→ Figure collection entries
==================================================

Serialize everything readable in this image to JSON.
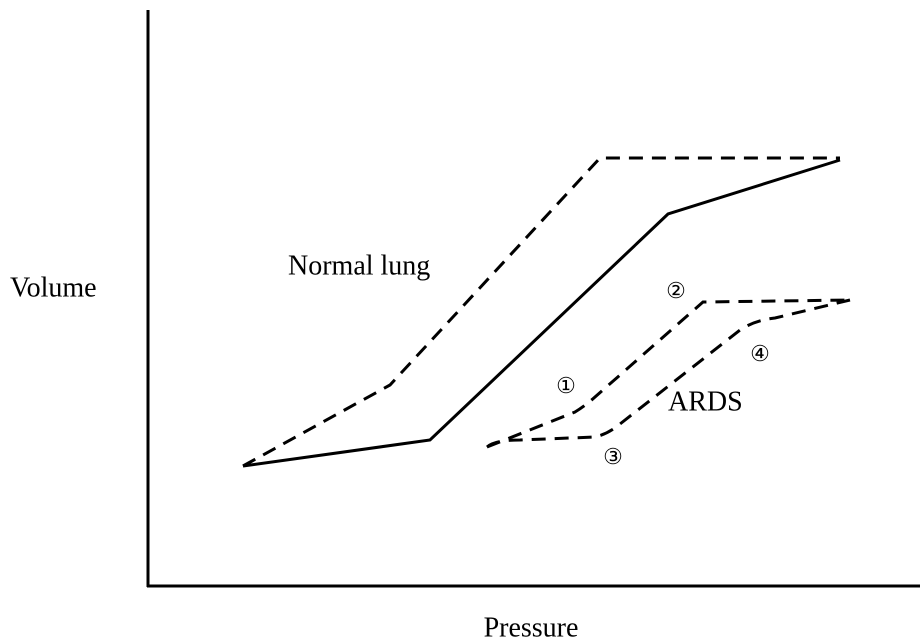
{
  "axes": {
    "y_label": "Volume",
    "x_label": "Pressure"
  },
  "curves": {
    "normal": "Normal lung",
    "ards": "ARDS"
  },
  "markers": [
    "①",
    "②",
    "③",
    "④"
  ]
}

==================================================

→ Objective
Your copy should hold every record word for word and none of the pictures.

→ Result of this task
Serialize everything readable in this image to JSON.
{
  "axes": {
    "y_label": "Volume",
    "x_label": "Pressure"
  },
  "curves": {
    "normal": "Normal lung",
    "ards": "ARDS"
  },
  "markers": [
    "①",
    "②",
    "③",
    "④"
  ]
}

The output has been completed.